**Do this**
Find the lines with the string "topic" and return them.

**Stored data**
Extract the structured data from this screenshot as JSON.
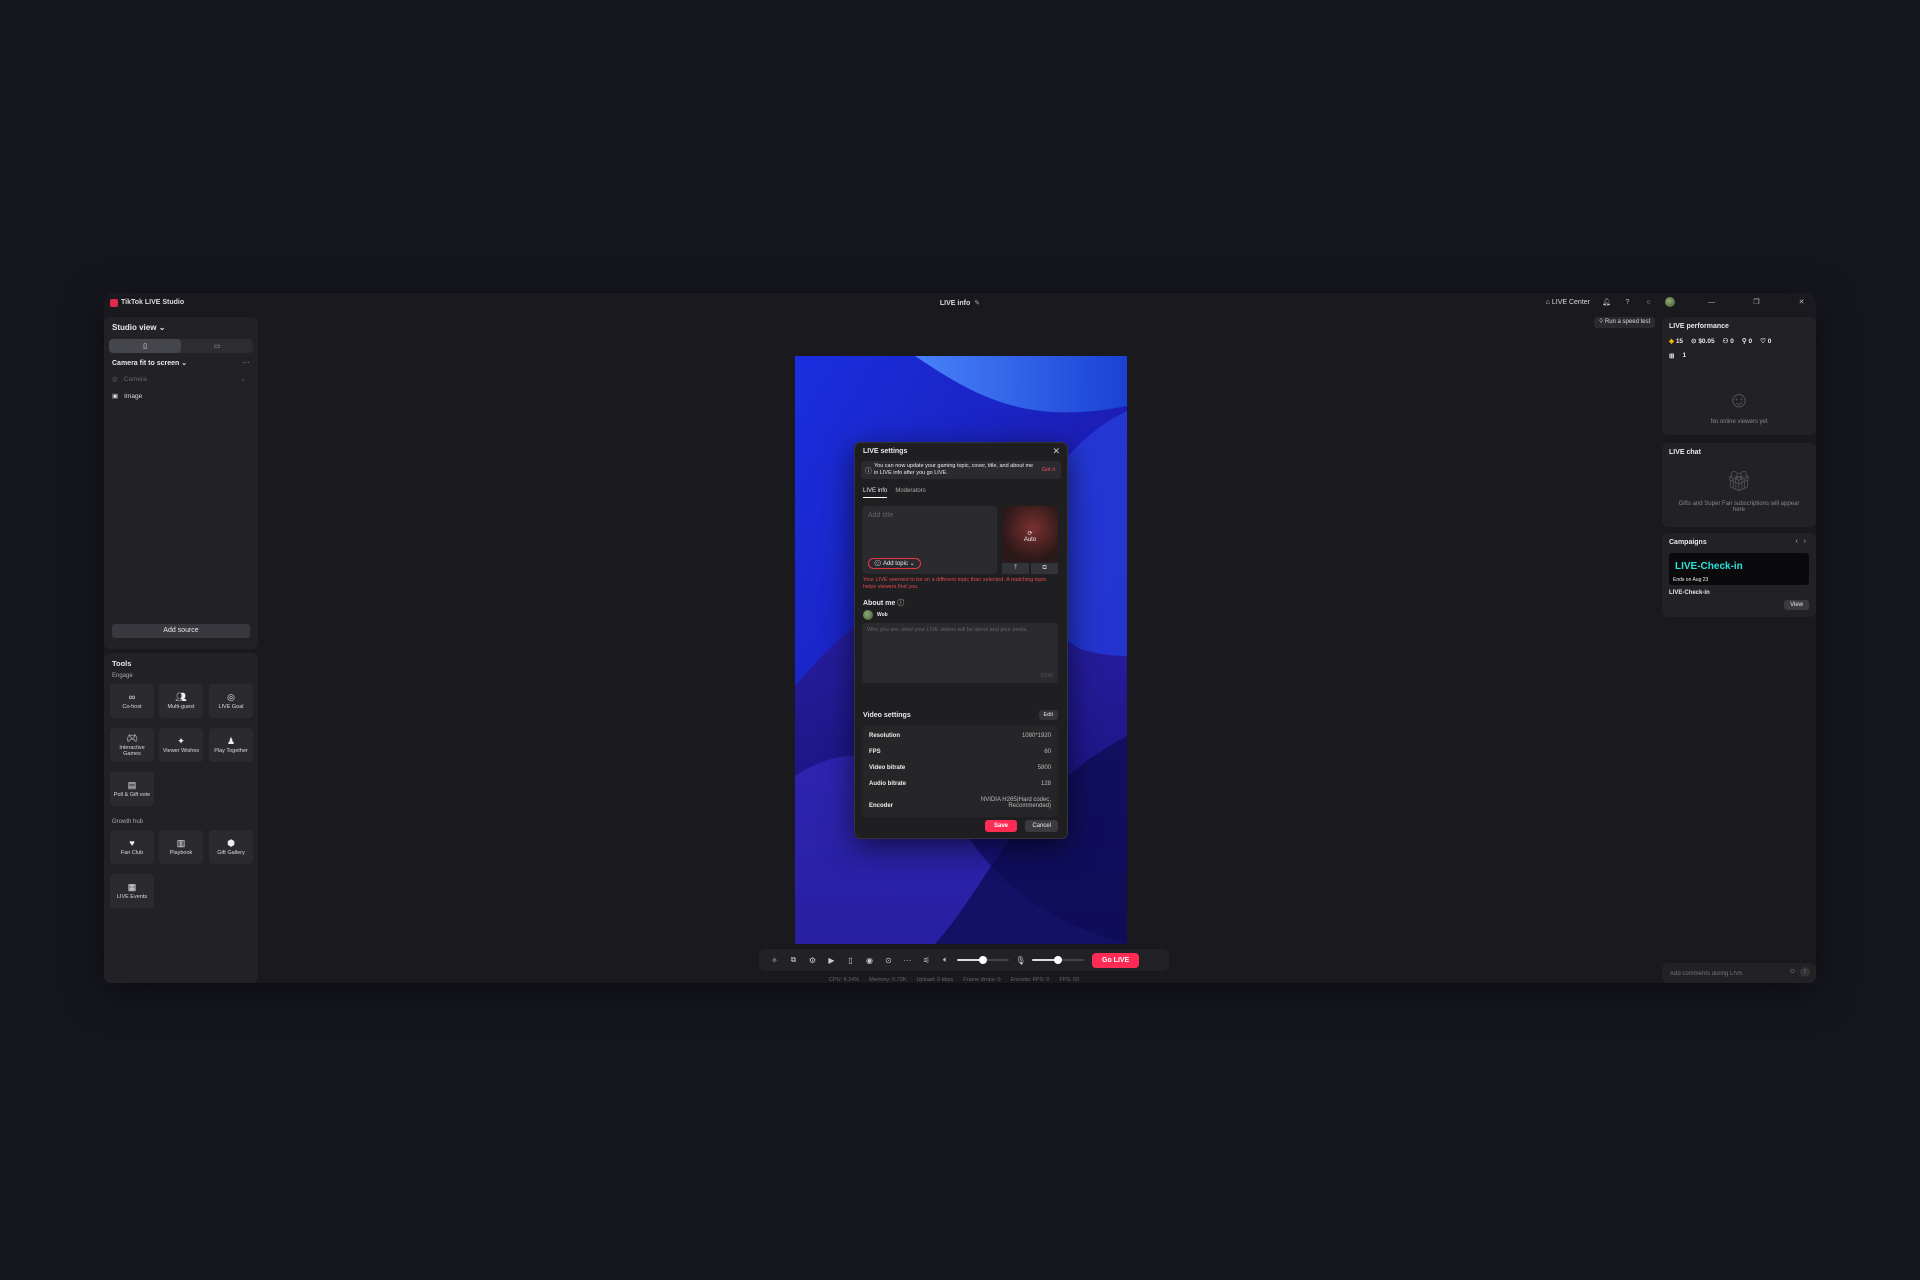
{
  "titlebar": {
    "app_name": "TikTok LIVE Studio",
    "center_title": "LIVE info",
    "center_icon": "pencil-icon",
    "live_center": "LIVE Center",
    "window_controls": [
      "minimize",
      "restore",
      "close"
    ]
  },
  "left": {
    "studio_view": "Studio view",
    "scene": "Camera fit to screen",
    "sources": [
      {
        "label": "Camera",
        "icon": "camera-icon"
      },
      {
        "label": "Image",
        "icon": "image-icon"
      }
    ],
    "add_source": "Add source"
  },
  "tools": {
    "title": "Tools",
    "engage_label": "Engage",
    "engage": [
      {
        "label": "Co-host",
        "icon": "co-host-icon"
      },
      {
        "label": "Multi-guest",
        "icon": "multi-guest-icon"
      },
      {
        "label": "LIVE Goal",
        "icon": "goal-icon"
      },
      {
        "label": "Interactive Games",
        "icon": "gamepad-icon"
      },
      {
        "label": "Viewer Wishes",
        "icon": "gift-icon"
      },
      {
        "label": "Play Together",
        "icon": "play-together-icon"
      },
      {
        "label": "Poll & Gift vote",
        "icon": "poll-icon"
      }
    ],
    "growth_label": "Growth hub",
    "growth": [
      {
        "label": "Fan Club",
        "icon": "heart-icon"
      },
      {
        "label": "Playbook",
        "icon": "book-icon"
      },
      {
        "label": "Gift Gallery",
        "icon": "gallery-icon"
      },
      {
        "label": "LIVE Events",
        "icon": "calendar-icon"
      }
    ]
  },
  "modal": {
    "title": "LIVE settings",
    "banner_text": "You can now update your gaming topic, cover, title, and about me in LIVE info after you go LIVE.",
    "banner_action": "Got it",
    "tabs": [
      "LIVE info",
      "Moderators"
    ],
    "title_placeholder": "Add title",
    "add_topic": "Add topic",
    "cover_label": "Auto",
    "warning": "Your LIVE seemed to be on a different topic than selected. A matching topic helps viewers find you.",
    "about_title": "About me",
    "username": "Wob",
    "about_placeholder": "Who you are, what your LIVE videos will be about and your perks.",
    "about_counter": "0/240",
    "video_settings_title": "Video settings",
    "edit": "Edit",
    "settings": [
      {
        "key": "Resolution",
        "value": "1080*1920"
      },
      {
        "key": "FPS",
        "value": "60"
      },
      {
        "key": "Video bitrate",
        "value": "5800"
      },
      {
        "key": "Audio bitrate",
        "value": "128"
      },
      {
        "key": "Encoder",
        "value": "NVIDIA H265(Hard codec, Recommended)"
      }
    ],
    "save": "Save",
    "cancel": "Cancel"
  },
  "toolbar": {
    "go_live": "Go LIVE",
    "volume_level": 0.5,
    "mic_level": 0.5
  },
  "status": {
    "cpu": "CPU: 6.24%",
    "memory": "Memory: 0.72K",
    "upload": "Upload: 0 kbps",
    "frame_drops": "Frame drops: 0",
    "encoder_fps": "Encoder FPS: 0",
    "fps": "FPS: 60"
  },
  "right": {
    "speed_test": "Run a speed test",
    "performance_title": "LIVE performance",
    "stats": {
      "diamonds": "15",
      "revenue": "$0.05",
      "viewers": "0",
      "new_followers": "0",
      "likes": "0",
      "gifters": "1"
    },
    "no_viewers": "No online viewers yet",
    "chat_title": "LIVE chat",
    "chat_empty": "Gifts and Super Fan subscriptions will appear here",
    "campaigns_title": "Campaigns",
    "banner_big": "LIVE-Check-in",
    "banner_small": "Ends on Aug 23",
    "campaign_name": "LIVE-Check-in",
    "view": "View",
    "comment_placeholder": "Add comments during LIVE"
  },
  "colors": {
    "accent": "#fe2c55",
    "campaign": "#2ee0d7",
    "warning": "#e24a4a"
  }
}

**Final result**
    "banner_text": "You can now update your gaming topic, cover, title, and about me in LIVE info after you go LIVE.",
    "add_topic": "Add topic",
    "warning": "Your LIVE seemed to be on a different topic than selected. A matching topic helps viewers find you.",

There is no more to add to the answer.